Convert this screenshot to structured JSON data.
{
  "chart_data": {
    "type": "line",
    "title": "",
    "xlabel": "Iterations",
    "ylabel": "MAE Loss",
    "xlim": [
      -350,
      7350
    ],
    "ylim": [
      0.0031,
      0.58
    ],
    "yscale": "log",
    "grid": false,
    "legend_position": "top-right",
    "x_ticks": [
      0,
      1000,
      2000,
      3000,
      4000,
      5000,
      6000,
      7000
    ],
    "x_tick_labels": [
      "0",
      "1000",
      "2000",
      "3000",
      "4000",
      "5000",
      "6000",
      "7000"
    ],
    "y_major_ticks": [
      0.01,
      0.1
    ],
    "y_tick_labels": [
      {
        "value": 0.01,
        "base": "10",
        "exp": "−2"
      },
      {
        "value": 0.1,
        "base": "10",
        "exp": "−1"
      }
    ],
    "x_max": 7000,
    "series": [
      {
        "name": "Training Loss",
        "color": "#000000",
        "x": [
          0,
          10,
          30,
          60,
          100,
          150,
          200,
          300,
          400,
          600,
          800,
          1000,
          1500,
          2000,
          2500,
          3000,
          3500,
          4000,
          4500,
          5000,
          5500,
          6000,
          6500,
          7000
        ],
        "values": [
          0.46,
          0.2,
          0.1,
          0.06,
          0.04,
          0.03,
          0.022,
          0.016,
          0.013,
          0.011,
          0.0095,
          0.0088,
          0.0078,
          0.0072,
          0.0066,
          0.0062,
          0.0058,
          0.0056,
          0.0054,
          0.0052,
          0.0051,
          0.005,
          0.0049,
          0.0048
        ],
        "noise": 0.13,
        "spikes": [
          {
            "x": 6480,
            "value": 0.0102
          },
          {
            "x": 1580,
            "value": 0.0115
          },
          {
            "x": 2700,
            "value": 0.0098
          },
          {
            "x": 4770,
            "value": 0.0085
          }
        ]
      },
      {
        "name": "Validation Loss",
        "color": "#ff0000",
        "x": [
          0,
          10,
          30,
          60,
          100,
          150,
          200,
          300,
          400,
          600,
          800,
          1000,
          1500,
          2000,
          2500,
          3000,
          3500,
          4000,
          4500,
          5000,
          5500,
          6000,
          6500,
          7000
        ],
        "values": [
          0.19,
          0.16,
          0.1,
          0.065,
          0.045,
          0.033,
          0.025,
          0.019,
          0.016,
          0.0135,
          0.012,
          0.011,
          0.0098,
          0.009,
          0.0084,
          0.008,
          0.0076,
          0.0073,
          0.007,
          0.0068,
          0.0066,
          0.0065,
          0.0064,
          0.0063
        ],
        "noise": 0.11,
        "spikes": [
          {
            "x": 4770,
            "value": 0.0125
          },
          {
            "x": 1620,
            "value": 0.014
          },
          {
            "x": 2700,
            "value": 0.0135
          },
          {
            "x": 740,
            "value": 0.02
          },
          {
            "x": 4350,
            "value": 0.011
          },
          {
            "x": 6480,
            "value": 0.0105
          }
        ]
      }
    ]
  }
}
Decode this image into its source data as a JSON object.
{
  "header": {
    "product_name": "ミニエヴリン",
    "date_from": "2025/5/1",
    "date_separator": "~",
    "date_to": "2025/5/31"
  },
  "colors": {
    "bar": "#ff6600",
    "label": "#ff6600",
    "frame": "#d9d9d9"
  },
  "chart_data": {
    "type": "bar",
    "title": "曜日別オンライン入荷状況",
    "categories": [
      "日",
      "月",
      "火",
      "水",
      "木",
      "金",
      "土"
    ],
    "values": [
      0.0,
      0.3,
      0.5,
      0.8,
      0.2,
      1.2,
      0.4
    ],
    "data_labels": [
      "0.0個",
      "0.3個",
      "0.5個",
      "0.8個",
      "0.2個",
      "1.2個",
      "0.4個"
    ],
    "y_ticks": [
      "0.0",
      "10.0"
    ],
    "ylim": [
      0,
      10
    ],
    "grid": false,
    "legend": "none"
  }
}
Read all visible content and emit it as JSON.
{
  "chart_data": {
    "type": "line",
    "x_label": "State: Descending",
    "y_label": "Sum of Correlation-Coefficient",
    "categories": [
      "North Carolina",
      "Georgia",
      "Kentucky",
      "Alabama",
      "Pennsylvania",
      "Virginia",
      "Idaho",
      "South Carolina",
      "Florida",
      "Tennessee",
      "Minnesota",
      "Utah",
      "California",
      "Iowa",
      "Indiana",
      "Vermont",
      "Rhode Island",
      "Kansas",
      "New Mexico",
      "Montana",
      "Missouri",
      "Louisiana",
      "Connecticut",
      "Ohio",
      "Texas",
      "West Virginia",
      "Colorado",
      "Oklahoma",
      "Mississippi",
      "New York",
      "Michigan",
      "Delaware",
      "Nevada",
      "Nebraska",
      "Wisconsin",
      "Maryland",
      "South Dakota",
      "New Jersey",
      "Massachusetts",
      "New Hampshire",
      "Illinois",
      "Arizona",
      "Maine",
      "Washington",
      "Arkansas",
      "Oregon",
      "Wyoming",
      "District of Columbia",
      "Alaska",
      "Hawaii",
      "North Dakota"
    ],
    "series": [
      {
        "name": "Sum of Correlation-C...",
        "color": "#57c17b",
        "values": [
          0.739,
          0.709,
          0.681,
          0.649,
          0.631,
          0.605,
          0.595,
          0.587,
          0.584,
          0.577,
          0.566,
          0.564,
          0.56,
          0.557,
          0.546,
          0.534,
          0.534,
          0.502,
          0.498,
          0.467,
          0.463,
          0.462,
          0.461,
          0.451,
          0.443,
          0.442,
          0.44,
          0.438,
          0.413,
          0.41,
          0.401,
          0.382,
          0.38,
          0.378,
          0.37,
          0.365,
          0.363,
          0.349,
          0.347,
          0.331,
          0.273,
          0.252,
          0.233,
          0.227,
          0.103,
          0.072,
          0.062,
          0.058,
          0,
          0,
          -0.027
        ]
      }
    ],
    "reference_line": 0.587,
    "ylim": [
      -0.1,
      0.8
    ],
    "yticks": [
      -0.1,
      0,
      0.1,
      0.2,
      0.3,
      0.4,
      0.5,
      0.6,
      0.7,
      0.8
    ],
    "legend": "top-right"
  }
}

What this task involves: Find each line holding the string "Loss" and copy it out.

Correct output:
    "ylabel": "MAE Loss",
        "name": "Training Loss",
        "name": "Validation Loss",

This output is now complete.